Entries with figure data

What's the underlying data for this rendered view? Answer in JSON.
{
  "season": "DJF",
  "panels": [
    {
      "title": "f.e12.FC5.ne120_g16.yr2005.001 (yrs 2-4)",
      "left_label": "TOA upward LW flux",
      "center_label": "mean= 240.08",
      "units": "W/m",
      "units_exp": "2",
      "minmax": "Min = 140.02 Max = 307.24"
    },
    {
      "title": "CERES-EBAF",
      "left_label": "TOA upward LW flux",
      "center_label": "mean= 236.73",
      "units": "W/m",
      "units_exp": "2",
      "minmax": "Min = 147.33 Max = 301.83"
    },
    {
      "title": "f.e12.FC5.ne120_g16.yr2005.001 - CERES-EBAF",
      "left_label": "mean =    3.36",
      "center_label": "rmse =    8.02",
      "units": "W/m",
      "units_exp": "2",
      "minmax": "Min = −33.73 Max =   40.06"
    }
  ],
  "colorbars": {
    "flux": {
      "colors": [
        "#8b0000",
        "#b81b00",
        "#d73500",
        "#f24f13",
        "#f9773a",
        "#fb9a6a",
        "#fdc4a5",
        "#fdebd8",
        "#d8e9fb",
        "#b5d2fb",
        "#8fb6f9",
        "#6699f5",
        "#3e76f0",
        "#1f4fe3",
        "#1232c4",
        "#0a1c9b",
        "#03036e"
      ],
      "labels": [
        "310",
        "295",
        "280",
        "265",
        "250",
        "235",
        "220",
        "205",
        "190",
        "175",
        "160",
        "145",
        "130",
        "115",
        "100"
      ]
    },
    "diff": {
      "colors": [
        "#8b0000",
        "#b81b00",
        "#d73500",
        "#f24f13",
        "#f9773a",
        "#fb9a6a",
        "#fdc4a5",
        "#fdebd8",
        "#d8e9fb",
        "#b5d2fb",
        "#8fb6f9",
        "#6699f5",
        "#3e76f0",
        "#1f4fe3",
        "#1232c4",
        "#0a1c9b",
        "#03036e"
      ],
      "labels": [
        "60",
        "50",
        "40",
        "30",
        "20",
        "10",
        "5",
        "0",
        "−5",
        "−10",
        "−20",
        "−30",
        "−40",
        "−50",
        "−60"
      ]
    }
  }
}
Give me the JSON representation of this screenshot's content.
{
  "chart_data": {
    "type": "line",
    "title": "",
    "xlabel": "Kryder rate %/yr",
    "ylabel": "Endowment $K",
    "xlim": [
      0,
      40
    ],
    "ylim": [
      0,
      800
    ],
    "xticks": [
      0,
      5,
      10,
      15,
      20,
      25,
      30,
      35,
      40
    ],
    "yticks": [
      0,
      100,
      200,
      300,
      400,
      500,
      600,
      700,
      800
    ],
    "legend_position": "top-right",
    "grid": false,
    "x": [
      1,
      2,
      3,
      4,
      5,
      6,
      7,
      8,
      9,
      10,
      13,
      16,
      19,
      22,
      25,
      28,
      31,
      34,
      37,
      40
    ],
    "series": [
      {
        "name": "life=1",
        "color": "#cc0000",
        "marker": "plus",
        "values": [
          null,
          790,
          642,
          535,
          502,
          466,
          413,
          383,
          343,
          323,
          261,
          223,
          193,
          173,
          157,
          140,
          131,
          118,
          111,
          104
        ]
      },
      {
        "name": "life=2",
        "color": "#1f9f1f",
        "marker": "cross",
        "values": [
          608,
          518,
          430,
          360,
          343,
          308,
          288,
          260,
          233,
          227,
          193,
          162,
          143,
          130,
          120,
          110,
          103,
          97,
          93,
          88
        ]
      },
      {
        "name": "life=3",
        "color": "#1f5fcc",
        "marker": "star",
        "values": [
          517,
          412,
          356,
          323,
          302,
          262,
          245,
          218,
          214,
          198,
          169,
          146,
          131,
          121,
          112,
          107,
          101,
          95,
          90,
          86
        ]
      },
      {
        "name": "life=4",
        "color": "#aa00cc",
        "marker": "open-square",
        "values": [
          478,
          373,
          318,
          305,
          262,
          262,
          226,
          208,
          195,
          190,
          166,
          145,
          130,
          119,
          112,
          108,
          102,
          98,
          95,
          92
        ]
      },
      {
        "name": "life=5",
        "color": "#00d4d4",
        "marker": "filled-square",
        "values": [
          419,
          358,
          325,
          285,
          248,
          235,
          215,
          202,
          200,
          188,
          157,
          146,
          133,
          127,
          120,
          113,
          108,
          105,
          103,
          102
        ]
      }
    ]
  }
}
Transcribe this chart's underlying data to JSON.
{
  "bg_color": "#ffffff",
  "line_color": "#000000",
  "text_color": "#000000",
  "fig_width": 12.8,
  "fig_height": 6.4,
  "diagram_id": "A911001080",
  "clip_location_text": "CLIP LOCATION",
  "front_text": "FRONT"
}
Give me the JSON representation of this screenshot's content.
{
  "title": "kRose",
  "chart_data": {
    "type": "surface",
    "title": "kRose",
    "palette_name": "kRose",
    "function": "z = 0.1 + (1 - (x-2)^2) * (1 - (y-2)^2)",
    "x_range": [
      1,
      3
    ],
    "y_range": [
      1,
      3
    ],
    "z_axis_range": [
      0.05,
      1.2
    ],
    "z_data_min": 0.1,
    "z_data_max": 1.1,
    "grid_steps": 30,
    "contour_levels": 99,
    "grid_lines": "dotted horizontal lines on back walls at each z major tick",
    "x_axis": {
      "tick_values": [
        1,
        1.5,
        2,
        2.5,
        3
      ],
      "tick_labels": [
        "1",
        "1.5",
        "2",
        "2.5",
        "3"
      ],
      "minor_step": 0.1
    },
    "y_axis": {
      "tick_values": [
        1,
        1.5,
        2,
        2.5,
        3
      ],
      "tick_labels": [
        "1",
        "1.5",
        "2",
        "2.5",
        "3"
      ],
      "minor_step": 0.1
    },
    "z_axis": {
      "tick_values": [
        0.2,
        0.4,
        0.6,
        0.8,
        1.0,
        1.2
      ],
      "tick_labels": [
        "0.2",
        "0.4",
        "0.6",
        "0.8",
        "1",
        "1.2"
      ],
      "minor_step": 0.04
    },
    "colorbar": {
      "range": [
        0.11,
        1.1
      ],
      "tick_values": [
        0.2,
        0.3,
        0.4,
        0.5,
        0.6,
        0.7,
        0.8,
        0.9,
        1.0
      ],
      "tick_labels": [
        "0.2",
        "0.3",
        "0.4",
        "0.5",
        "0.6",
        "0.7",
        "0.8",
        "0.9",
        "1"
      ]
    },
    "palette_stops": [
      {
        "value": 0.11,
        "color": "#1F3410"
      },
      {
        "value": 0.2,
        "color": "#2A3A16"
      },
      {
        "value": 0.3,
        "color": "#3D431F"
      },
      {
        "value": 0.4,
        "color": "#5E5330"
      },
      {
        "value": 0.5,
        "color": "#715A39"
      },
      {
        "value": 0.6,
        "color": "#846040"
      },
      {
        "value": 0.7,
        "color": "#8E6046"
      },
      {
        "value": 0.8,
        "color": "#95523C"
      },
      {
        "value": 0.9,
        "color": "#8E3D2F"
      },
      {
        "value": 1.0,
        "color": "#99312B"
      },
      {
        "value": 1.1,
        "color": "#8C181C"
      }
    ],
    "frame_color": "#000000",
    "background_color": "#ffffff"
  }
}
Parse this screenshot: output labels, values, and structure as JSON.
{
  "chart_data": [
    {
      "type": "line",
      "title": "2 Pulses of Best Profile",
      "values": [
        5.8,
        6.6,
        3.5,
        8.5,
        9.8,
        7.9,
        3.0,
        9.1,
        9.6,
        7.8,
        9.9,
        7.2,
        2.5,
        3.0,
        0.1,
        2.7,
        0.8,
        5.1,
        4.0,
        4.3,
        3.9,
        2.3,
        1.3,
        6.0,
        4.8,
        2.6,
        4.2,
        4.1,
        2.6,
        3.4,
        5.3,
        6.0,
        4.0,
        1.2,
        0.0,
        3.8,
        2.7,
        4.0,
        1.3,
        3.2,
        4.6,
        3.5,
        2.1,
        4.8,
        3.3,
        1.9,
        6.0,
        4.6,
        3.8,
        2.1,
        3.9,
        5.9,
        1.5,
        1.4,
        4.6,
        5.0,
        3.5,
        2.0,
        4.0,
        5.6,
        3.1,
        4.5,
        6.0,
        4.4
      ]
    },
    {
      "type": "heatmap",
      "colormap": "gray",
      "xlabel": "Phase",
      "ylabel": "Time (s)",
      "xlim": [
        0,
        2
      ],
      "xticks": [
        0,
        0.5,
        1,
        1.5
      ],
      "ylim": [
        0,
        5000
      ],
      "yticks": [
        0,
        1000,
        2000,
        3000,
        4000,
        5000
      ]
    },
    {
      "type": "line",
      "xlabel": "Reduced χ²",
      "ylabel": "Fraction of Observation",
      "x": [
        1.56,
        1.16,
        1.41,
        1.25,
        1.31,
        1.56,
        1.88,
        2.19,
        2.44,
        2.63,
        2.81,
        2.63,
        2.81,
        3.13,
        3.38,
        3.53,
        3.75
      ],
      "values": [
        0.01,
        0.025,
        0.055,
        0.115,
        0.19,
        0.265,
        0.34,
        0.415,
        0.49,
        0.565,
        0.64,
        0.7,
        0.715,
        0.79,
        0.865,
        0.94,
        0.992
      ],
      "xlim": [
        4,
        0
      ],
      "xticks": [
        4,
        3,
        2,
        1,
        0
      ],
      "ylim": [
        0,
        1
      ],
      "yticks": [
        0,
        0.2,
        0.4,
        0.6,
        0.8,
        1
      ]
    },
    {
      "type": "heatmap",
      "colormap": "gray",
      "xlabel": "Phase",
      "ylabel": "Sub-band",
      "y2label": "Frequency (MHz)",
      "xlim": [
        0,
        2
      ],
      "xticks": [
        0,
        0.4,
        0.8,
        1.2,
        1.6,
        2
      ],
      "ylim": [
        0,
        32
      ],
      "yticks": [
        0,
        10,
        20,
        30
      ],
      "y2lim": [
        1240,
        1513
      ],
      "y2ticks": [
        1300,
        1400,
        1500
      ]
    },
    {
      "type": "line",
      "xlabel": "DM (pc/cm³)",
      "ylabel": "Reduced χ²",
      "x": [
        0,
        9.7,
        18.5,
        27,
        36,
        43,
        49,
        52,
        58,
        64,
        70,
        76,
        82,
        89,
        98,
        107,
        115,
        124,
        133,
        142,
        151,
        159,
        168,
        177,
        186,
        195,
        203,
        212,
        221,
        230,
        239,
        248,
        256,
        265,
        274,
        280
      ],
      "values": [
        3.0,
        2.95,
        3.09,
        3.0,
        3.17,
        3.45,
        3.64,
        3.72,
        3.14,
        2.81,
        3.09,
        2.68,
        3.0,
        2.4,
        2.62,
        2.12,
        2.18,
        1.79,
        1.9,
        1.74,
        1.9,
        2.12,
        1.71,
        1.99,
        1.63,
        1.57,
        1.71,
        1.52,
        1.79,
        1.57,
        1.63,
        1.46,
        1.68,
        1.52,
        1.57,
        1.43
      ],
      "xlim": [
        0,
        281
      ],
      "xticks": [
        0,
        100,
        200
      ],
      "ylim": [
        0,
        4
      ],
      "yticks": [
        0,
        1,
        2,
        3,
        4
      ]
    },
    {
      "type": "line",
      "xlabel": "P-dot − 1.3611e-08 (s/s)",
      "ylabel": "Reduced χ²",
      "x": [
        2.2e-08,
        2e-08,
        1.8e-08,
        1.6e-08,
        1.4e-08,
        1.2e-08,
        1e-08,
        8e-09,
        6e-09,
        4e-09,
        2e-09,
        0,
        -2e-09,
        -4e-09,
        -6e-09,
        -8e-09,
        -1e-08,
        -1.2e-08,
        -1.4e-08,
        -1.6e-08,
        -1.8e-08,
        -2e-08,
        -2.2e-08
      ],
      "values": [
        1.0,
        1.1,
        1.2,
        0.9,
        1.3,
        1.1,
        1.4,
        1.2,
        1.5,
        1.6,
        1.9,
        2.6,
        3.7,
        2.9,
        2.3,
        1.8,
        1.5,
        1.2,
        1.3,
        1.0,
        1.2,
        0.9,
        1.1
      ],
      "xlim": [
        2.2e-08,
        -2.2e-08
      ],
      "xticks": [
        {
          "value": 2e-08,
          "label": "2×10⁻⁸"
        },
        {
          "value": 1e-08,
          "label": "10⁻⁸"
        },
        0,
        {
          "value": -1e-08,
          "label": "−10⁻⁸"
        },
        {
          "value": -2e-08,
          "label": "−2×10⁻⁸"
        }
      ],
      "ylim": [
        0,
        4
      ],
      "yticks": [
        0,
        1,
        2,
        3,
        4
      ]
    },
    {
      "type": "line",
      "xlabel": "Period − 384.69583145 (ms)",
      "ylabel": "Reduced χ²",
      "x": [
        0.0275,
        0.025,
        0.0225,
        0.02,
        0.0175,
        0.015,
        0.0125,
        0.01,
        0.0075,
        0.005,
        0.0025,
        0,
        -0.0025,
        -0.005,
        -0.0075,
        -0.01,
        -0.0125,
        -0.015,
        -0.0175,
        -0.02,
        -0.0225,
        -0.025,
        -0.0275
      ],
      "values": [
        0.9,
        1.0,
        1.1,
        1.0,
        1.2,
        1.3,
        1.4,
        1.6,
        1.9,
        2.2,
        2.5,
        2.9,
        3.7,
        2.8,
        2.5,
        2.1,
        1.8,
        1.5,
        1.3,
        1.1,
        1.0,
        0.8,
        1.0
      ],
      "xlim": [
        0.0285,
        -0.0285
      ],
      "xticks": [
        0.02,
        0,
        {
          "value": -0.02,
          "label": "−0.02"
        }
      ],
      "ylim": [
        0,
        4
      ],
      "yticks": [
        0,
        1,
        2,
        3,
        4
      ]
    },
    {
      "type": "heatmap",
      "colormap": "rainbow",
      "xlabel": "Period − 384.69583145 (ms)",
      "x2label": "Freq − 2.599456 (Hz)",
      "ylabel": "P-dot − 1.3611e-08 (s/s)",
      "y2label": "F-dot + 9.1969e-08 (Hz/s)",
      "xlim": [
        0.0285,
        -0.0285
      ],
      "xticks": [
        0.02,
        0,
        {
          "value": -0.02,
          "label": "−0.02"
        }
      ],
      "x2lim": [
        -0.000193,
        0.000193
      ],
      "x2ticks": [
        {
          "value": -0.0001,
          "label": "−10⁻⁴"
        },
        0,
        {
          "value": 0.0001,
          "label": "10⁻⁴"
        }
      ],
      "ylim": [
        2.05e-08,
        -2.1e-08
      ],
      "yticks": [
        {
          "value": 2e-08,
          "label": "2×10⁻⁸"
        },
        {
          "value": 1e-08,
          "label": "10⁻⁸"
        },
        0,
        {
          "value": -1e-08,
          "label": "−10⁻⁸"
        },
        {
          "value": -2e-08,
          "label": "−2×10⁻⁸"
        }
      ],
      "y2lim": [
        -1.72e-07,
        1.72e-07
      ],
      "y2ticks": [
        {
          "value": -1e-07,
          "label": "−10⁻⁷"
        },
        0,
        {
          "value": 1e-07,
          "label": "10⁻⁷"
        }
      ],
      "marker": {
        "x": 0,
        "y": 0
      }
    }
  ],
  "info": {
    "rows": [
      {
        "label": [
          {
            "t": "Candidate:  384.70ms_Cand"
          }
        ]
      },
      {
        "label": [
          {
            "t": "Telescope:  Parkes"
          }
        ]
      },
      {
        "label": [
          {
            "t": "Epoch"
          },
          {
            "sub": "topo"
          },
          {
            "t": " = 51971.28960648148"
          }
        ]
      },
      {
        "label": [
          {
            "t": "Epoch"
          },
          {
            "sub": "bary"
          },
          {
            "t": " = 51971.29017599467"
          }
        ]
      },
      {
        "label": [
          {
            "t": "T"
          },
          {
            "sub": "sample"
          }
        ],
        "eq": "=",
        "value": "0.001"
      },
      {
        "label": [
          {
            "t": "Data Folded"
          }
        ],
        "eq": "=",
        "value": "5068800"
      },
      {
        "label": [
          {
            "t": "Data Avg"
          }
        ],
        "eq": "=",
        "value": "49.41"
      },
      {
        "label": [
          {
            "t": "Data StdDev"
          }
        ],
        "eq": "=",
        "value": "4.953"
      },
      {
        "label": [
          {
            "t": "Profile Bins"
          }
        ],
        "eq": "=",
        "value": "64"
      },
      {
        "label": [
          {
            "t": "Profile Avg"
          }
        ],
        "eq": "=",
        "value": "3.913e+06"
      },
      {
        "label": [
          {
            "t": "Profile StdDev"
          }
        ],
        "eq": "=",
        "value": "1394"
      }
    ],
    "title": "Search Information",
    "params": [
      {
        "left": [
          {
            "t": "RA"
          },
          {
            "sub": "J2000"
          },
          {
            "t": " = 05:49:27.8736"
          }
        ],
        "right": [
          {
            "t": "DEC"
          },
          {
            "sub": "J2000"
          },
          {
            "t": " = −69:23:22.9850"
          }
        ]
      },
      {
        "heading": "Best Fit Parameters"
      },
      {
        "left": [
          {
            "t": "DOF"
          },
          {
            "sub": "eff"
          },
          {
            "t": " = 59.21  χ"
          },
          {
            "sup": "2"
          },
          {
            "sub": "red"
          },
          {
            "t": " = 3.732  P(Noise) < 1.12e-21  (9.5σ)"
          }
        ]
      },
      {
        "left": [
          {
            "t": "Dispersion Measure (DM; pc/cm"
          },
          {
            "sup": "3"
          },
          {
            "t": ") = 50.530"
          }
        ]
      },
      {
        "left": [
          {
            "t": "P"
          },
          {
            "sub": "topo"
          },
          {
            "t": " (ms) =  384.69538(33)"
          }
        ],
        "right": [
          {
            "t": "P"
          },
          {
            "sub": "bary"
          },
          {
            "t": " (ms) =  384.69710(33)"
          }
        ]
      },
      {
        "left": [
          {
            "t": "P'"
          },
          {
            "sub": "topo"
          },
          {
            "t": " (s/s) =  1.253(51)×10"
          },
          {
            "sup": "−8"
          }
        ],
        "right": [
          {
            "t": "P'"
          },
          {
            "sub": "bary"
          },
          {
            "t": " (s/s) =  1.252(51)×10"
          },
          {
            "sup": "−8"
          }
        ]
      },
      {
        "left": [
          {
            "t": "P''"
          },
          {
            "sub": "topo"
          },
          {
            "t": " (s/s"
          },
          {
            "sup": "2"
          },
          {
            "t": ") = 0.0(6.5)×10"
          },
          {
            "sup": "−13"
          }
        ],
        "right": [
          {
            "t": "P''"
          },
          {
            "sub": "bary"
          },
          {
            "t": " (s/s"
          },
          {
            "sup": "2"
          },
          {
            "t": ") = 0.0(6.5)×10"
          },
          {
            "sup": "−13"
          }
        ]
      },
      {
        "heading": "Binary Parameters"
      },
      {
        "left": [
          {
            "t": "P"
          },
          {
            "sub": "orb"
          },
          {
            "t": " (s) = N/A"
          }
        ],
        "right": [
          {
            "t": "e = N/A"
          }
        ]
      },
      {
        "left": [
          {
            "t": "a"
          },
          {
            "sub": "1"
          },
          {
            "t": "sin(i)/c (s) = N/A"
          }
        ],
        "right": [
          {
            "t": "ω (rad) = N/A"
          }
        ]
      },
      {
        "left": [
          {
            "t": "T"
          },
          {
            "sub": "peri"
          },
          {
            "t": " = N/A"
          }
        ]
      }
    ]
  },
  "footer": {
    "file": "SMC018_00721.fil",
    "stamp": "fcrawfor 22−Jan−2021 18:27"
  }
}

*Do this*. Find every line in the records that contains the word "kRose"; copy those lines.

*Result of the task*.
  "title": "kRose",
    "title": "kRose",
    "palette_name": "kRose",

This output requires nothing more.